--- Begin Record excerpts ---
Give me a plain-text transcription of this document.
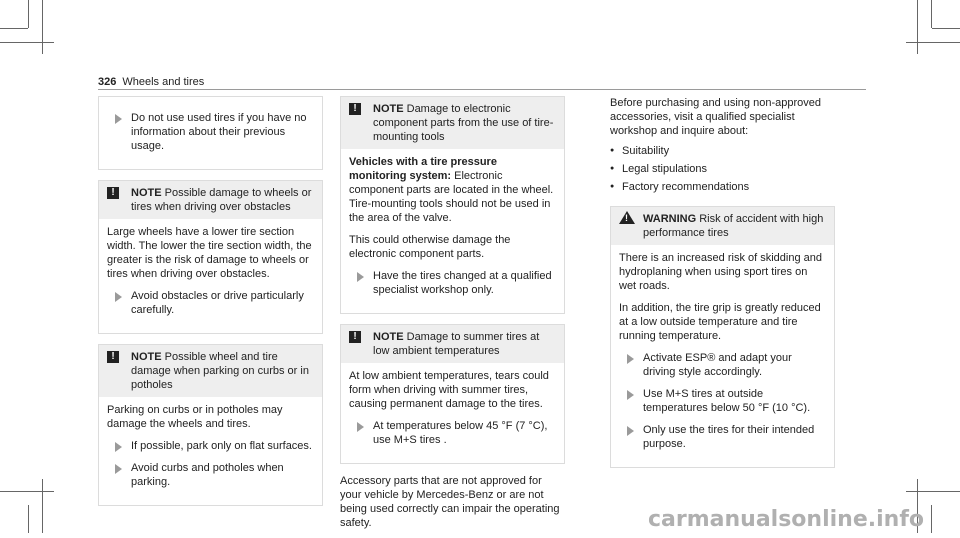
326 Wheels and tires
Do not use used tires if you have no information about their previous usage.
!	NOTE Possible damage to wheels or tires when driving over obstacles
Large wheels have a lower tire section width. The lower the tire section width, the greater is the risk of damage to wheels or tires when driving over obstacles.
Avoid obstacles or drive particularly carefully.
!	NOTE Possible wheel and tire damage when parking on curbs or in potholes
Parking on curbs or in potholes may damage the wheels and tires.
If possible, park only on flat surfaces.
Avoid curbs and potholes when parking.
!	NOTE Damage to electronic component parts from the use of tire-mounting tools
Vehicles with a tire pressure monitoring system: Electronic component parts are located in the wheel. Tire-mounting tools should not be used in the area of the valve.
This could otherwise damage the electronic component parts.
Have the tires changed at a qualified specialist workshop only.
!	NOTE Damage to summer tires at low ambient temperatures
At low ambient temperatures, tears could form when driving with summer tires, causing permanent damage to the tires.
At temperatures below 45 °F (7 °C), use M+S tires .
Accessory parts that are not approved for your vehicle by Mercedes-Benz or are not being used correctly can impair the operating safety.
Before purchasing and using non-approved accessories, visit a qualified specialist workshop and inquire about:
● Suitability
● Legal stipulations
● Factory recommendations
! WARNING Risk of accident with high performance tires
There is an increased risk of skidding and hydroplaning when using sport tires on wet roads.
In addition, the tire grip is greatly reduced at a low outside temperature and tire running temperature.
Activate ESP® and adapt your driving style accordingly.
Use M+S tires at outside temperatures below 50 °F (10 °C).
Only use the tires for their intended purpose.
carmanualsonline.info
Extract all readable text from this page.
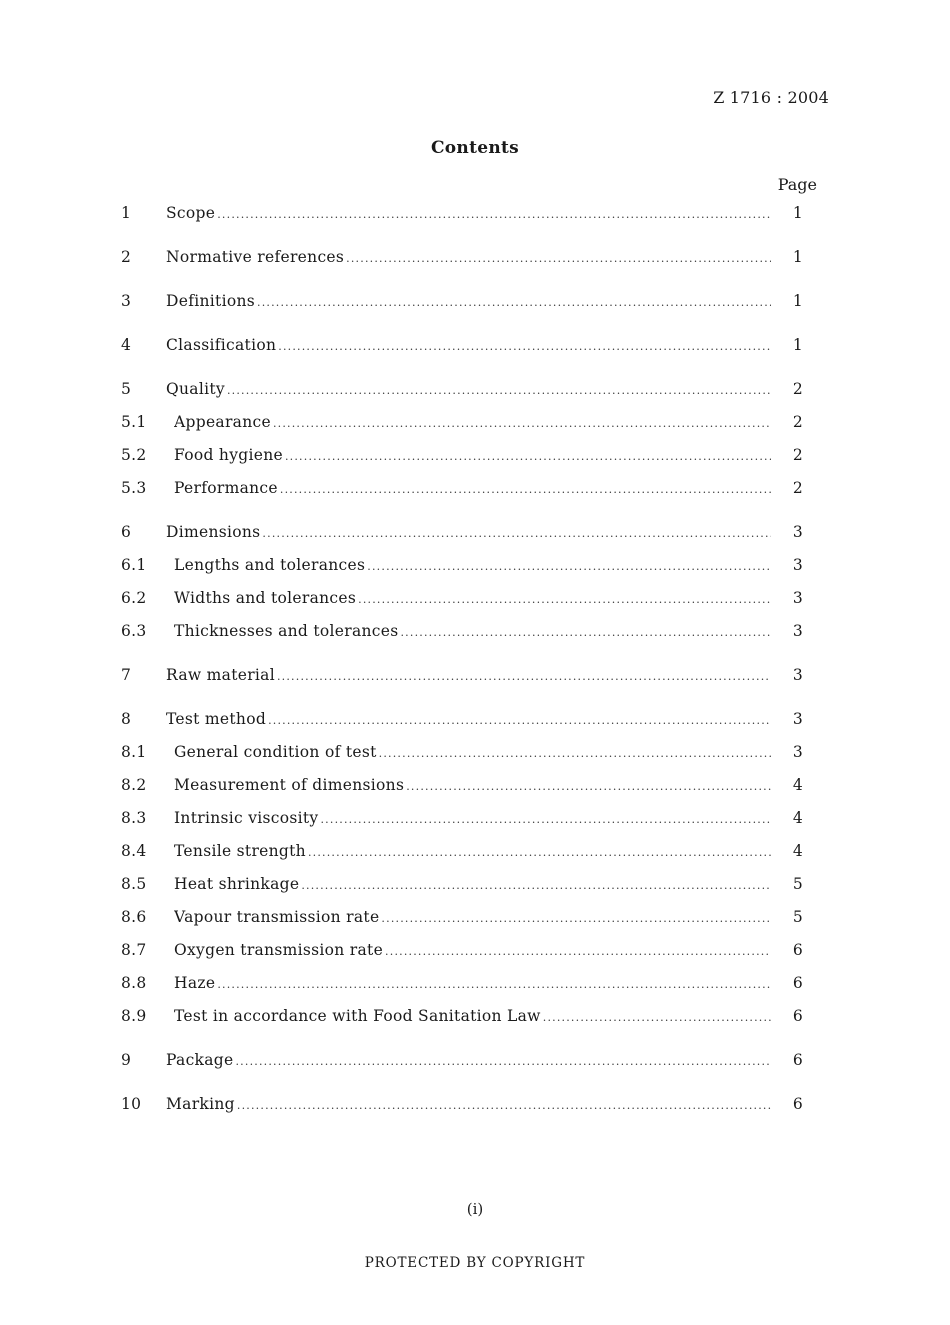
Z 1716 : 2004
Contents
Page
1 Scope .....	1
2 Normative references .....	1
3 Definitions .....	1
4 Classification .....	1
5 Quality .....	2
5.1 Appearance .....	2
5.2 Food hygiene .....	2
5.3 Performance .....	2
6 Dimensions .....	3
6.1 Lengths and tolerances .....	3
6.2 Widths and tolerances .....	3
6.3 Thicknesses and tolerances .....	3
7 Raw material .....	3
8 Test method .....	3
8.1 General condition of test .....	3
8.2 Measurement of dimensions .....	4
8.3 Intrinsic viscosity .....	4
8.4 Tensile strength .....	4
8.5 Heat shrinkage .....	5
8.6 Vapour transmission rate .....	5
8.7 Oxygen transmission rate .....	6
8.8 Haze .....	6
8.9 Test in accordance with Food Sanitation Law .....	6
9 Package .....	6
10 Marking .....	6
(i)
PROTECTED BY COPYRIGHT
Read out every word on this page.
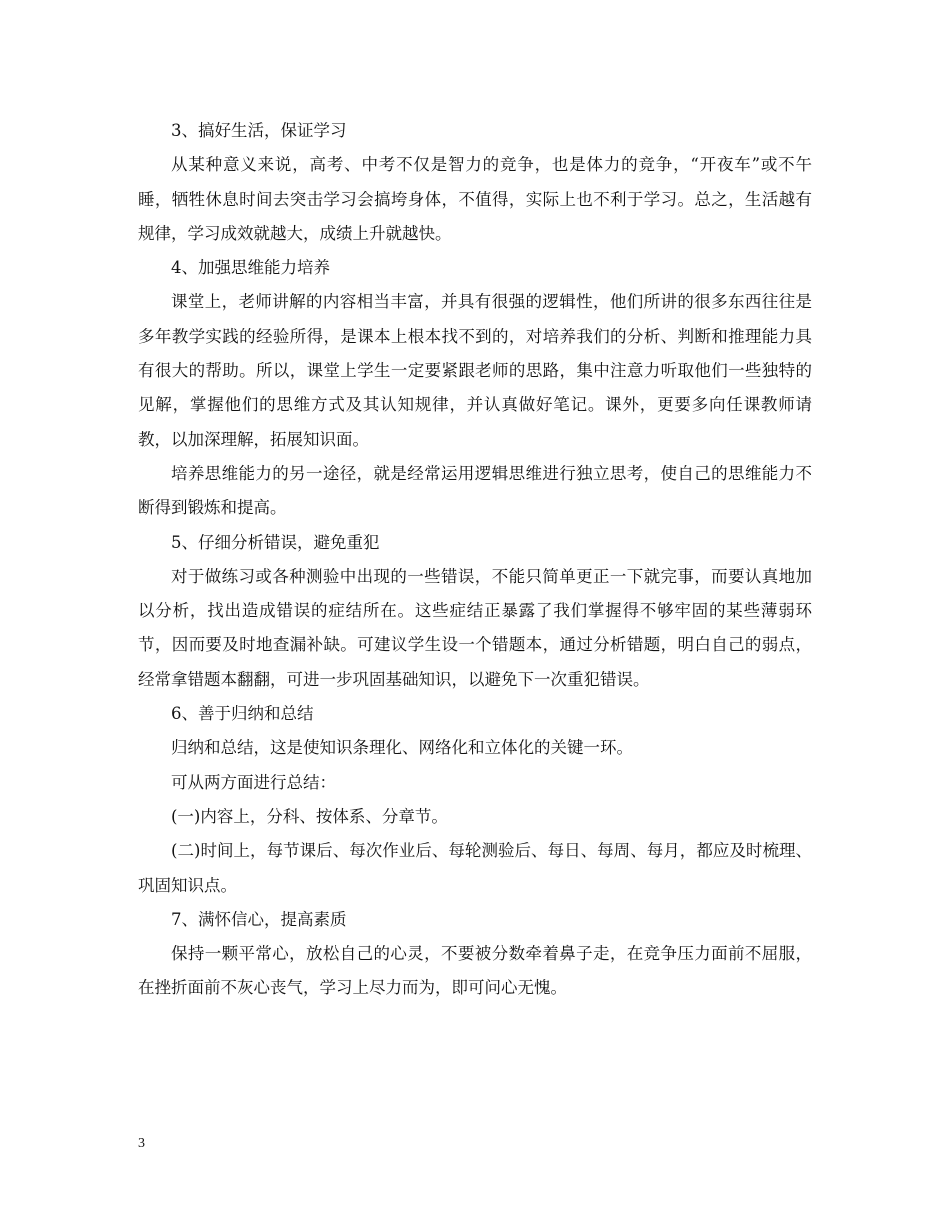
3、搞好生活，保证学习

从某种意义来说，高考、中考不仅是智力的竞争，也是体力的竞争，“开夜车”或不午睡，牺牲休息时间去突击学习会搞垮身体，不值得，实际上也不利于学习。总之，生活越有规律，学习成效就越大，成绩上升就越快。

4、加强思维能力培养

课堂上，老师讲解的内容相当丰富，并具有很强的逻辑性，他们所讲的很多东西往往是多年教学实践的经验所得，是课本上根本找不到的，对培养我们的分析、判断和推理能力具有很大的帮助。所以，课堂上学生一定要紧跟老师的思路，集中注意力听取他们一些独特的见解，掌握他们的思维方式及其认知规律，并认真做好笔记。课外，更要多向任课教师请教，以加深理解，拓展知识面。

培养思维能力的另一途径，就是经常运用逻辑思维进行独立思考，使自己的思维能力不断得到锻炼和提高。

5、仔细分析错误，避免重犯

对于做练习或各种测验中出现的一些错误，不能只简单更正一下就完事，而要认真地加以分析，找出造成错误的症结所在。这些症结正暴露了我们掌握得不够牢固的某些薄弱环节，因而要及时地查漏补缺。可建议学生设一个错题本，通过分析错题，明白自己的弱点，经常拿错题本翻翻，可进一步巩固基础知识，以避免下一次重犯错误。

6、善于归纳和总结

归纳和总结，这是使知识条理化、网络化和立体化的关键一环。

可从两方面进行总结：

(一)内容上，分科、按体系、分章节。

(二)时间上，每节课后、每次作业后、每轮测验后、每日、每周、每月，都应及时梳理、巩固知识点。

7、满怀信心，提高素质

保持一颗平常心，放松自己的心灵，不要被分数牵着鼻子走，在竞争压力面前不屈服，在挫折面前不灰心丧气，学习上尽力而为，即可问心无愧。

3
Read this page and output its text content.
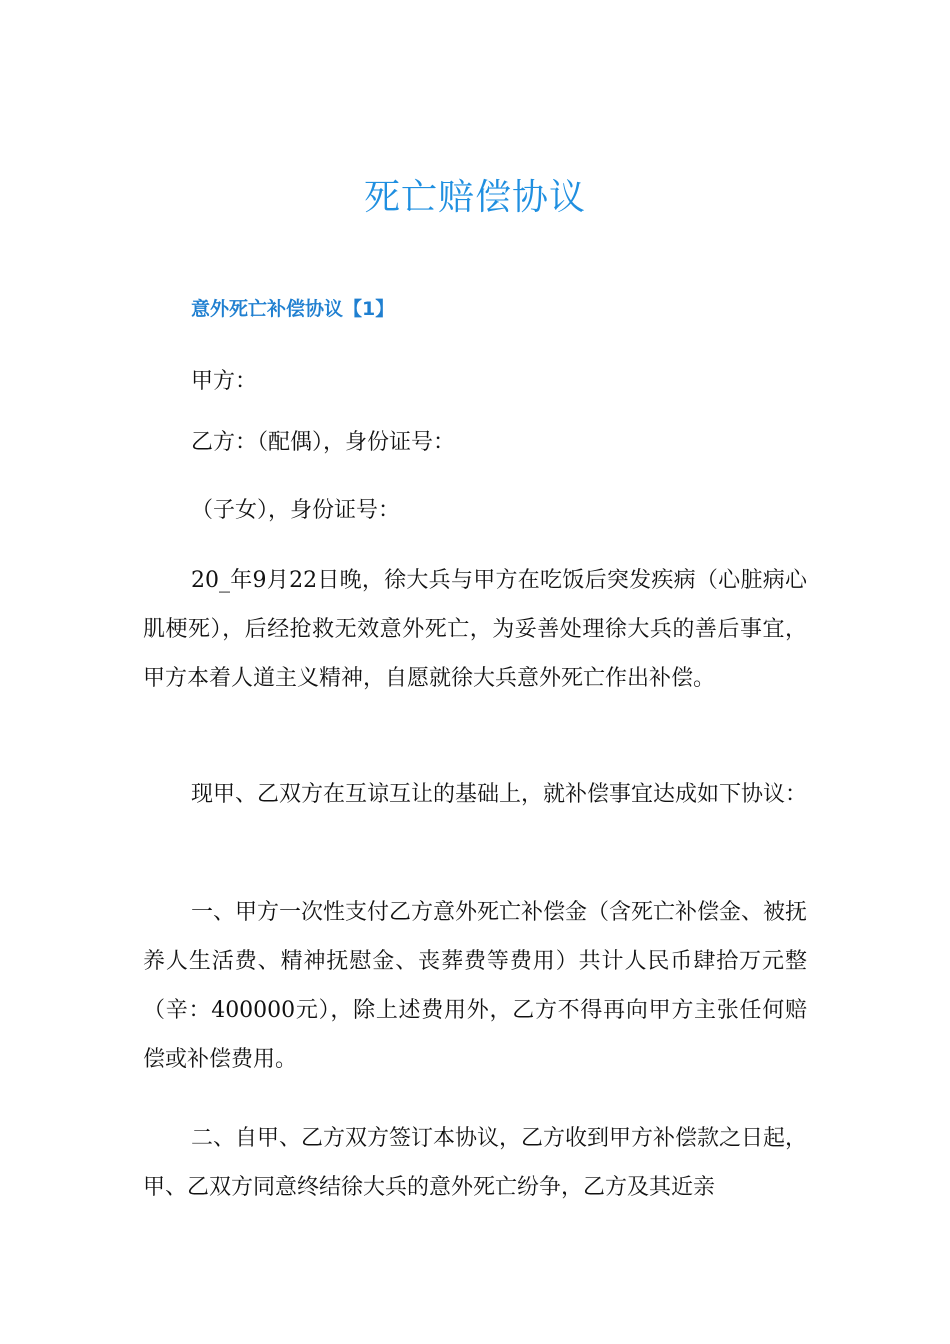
死亡赔偿协议
意外死亡补偿协议【1】

甲方：

乙方：（配偶），身份证号：

（子女），身份证号：

20_年9月22日晚，徐大兵与甲方在吃饭后突发疾病（心脏病心肌梗死），后经抢救无效意外死亡，为妥善处理徐大兵的善后事宜，甲方本着人道主义精神，自愿就徐大兵意外死亡作出补偿。

现甲、乙双方在互谅互让的基础上，就补偿事宜达成如下协议：

一、甲方一次性支付乙方意外死亡补偿金（含死亡补偿金、被抚养人生活费、精神抚慰金、丧葬费等费用）共计人民币肆拾万元整（辛：400000元），除上述费用外，乙方不得再向甲方主张任何赔偿或补偿费用。

二、自甲、乙方双方签订本协议，乙方收到甲方补偿款之日起，甲、乙双方同意终结徐大兵的意外死亡纷争，乙方及其近亲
--- End Record excerpts ---
• _Instructions to follow_
From the listing, copy each line containing the word "transmission".

• _Exercise answer_
8.6 Vapour transmission rate .....	5
8.7 Oxygen transmission rate .....	6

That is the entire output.